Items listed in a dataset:
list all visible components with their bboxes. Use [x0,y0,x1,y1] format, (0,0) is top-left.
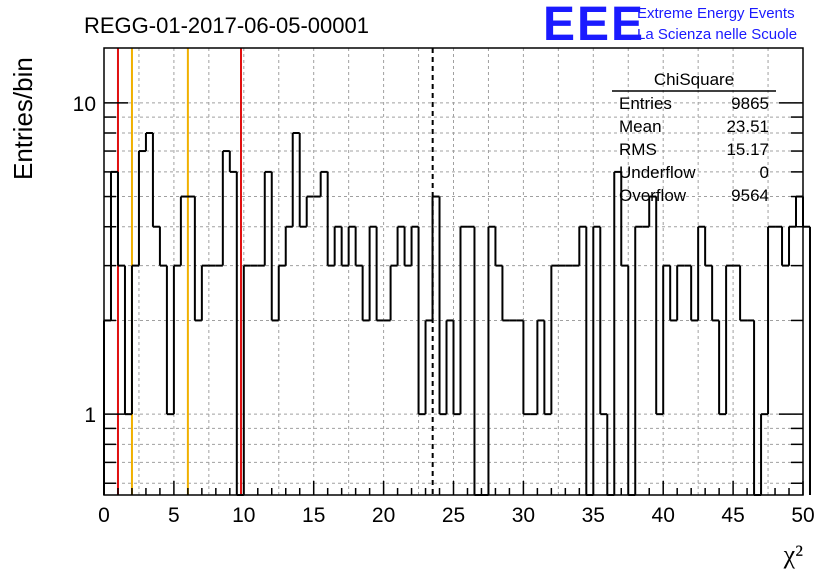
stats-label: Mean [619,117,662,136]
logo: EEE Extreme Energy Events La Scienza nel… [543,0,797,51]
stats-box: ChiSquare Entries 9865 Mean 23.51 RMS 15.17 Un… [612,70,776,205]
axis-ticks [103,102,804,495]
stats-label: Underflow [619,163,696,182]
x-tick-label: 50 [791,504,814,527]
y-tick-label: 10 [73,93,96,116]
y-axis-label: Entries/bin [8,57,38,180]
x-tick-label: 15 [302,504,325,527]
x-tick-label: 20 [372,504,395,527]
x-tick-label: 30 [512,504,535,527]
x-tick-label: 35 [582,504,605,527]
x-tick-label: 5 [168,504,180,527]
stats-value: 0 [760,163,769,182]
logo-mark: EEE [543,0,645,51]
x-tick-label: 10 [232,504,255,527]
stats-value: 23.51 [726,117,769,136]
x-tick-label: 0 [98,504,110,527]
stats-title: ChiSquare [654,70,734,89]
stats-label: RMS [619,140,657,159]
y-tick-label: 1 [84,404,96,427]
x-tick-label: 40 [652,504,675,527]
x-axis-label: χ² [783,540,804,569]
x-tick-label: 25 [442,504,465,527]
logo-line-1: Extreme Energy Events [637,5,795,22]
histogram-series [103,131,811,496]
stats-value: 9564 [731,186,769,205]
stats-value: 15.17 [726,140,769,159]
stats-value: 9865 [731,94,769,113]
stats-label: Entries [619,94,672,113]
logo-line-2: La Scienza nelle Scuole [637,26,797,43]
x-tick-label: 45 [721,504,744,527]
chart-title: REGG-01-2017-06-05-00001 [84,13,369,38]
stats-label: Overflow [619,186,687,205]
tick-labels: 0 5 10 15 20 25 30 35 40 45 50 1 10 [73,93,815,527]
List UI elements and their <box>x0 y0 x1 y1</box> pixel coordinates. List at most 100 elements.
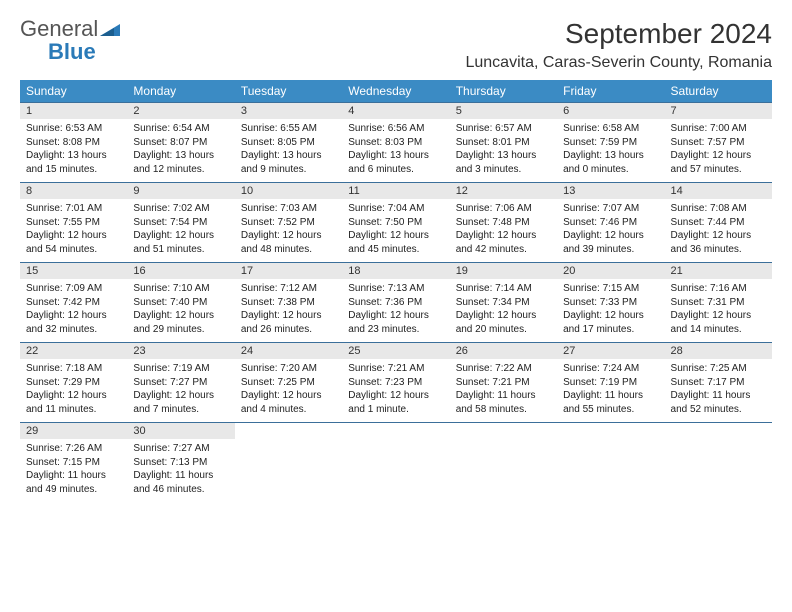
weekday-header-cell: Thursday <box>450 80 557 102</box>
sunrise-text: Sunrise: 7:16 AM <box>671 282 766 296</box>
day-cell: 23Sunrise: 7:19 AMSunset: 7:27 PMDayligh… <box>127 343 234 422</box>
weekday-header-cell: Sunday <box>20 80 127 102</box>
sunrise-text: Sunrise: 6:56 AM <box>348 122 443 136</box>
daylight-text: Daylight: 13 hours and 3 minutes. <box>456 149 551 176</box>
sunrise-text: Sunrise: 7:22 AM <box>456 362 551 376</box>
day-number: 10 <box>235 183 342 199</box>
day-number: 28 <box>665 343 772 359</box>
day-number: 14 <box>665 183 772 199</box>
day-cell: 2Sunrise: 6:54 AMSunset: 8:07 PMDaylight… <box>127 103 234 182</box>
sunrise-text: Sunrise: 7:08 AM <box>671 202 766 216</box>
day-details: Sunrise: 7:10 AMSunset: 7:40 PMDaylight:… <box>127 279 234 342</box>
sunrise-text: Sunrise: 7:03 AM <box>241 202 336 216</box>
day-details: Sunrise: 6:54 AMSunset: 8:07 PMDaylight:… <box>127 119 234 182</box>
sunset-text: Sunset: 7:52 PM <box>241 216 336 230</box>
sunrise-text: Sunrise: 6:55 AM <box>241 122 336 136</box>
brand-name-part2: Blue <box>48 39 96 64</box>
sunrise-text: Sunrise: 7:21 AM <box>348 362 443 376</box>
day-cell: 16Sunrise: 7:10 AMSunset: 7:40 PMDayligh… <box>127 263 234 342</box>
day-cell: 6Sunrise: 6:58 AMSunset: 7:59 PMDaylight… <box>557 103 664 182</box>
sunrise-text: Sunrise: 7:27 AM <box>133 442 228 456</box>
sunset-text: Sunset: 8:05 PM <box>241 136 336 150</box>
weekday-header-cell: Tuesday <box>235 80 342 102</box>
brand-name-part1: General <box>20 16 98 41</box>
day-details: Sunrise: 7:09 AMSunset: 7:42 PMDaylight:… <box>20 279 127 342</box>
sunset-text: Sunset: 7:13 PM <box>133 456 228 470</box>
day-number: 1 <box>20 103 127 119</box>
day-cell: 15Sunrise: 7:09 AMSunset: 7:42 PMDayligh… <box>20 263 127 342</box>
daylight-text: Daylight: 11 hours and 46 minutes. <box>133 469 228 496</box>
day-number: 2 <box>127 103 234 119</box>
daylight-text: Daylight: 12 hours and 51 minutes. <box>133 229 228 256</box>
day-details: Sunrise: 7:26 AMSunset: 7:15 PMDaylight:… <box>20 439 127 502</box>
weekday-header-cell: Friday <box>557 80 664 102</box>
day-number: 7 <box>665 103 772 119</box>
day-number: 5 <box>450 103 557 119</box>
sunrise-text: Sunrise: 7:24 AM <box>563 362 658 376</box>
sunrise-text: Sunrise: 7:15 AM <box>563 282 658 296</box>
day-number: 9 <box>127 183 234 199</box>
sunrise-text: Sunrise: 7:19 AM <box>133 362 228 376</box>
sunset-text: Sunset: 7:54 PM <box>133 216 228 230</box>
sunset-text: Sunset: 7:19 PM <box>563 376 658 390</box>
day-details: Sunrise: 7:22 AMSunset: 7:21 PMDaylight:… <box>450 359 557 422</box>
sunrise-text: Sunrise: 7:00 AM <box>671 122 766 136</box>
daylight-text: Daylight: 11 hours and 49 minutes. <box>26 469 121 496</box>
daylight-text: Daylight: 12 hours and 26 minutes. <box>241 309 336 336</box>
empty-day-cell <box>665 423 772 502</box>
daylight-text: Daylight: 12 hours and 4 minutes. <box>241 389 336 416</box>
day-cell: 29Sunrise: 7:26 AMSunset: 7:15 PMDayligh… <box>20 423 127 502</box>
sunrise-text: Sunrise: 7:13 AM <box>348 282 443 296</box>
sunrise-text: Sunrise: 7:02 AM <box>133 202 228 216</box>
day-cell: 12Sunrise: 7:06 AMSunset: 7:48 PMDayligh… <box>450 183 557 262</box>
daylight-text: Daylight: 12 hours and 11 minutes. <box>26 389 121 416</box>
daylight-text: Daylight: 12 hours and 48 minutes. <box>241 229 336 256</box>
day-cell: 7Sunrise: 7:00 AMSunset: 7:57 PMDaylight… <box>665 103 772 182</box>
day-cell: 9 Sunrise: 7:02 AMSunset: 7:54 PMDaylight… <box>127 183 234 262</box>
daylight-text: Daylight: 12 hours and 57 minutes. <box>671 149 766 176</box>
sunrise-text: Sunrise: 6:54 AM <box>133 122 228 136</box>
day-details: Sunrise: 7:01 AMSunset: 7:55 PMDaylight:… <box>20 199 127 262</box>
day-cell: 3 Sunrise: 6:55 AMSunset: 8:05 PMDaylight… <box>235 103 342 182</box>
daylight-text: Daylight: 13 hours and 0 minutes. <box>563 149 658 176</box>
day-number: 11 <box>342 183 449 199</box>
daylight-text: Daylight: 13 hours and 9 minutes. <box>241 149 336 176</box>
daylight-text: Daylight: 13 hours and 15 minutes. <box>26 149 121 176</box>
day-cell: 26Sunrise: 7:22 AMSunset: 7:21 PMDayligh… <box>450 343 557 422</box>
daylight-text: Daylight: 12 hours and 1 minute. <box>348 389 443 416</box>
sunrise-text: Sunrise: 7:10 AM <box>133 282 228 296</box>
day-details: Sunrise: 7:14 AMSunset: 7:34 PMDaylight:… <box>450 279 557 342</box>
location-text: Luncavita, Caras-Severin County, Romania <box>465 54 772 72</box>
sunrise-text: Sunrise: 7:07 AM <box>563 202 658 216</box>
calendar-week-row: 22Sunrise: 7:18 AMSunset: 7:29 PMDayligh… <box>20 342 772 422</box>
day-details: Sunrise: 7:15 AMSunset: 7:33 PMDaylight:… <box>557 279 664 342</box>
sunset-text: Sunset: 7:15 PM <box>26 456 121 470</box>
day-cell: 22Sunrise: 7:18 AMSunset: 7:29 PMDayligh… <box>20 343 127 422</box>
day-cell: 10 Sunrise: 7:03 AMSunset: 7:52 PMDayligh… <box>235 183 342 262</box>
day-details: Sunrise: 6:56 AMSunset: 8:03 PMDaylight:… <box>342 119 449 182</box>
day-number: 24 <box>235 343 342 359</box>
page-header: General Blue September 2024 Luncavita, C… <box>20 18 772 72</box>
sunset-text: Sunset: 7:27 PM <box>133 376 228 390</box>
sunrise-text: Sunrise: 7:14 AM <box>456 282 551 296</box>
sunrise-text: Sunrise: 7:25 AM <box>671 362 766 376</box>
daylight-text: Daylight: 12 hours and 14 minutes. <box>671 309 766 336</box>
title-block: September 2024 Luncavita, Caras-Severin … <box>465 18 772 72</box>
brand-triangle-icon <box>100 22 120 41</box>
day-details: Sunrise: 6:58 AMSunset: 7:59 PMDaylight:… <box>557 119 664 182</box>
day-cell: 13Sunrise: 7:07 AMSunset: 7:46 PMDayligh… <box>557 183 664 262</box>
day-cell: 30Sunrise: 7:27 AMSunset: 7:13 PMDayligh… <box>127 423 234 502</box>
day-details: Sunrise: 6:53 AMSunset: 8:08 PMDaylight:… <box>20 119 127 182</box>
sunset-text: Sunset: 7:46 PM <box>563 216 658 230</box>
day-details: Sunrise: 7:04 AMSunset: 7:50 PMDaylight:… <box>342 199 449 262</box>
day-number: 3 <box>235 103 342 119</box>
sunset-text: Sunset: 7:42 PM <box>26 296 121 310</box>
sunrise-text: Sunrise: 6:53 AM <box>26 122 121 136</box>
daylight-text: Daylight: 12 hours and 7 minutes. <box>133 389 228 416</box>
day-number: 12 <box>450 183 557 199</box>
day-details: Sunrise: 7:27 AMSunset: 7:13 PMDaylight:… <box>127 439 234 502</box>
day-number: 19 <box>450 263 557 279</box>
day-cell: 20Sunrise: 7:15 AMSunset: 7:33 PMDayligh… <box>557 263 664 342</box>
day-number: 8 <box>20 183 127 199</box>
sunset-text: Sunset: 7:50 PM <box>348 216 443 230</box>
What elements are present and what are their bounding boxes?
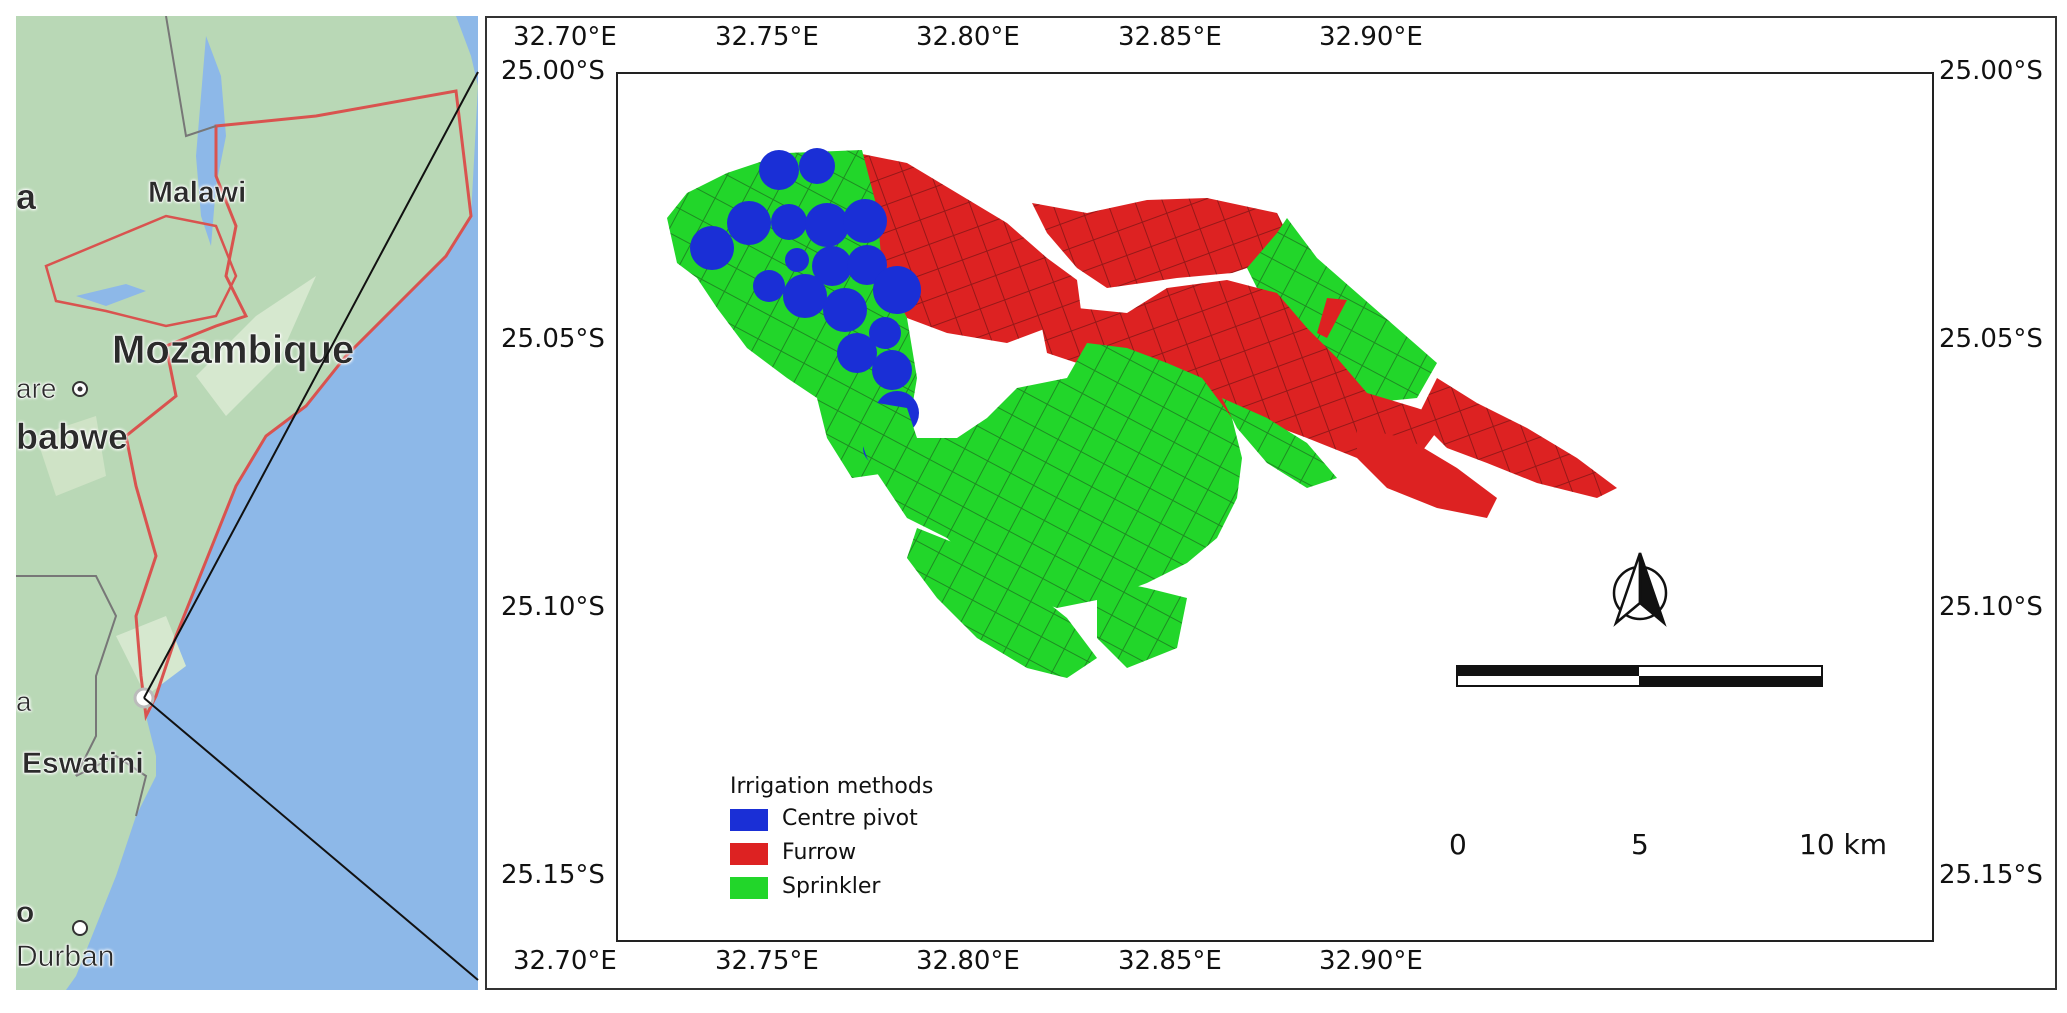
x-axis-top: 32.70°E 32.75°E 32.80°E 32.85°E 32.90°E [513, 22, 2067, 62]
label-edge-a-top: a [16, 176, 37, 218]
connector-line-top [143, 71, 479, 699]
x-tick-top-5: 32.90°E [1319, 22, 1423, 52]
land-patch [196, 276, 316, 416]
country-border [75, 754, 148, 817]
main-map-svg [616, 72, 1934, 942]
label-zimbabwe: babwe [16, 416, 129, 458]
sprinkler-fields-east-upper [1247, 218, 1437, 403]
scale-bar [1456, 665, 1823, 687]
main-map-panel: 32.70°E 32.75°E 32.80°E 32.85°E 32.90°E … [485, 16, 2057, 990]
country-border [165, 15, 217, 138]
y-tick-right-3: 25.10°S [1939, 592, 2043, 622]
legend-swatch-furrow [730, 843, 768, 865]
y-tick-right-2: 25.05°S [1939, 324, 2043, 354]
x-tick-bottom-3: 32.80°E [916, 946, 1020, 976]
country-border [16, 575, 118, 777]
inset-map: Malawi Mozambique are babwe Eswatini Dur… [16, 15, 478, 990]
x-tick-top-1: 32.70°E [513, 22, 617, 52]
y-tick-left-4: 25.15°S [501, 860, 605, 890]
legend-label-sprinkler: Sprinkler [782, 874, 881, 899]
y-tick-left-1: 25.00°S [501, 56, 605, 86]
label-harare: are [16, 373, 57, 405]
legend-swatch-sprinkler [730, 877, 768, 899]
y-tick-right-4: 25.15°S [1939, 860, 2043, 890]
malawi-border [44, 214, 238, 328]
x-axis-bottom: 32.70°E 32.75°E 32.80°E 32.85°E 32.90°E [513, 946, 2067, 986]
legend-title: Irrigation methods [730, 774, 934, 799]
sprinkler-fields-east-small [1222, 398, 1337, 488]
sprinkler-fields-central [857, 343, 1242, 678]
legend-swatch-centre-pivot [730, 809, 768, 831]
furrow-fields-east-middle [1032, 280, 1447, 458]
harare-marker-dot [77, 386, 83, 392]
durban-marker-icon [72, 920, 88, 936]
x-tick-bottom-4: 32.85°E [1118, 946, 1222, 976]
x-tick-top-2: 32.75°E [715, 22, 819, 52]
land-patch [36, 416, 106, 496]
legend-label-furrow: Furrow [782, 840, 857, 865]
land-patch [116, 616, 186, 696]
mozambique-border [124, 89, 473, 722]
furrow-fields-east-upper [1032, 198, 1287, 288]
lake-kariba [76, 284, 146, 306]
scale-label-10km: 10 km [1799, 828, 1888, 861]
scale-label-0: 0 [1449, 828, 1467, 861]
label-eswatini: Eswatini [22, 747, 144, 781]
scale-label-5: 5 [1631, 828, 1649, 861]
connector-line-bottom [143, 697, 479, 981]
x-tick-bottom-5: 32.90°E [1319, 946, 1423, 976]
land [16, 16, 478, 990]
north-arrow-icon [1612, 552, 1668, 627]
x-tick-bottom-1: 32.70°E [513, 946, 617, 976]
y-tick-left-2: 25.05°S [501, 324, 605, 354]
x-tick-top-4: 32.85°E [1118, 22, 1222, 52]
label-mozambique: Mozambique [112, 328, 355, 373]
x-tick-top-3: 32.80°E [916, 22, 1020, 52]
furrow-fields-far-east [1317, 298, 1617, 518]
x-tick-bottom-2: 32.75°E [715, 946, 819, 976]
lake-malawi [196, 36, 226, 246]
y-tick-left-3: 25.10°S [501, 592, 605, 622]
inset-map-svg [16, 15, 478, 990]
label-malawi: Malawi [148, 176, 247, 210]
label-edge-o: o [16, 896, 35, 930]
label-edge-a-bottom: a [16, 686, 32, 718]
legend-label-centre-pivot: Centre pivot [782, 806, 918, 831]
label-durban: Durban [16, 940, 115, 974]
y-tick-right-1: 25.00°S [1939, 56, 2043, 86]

WORK TO BE COMPLETED
Pick out every line of the records that contains the string "edge", and copy each one.

PROBLEM SOLUTION
label-edge-a-top: a [16, 176, 37, 218]
label-edge-o: o [16, 896, 35, 930]
label-edge-a-bottom: a [16, 686, 32, 718]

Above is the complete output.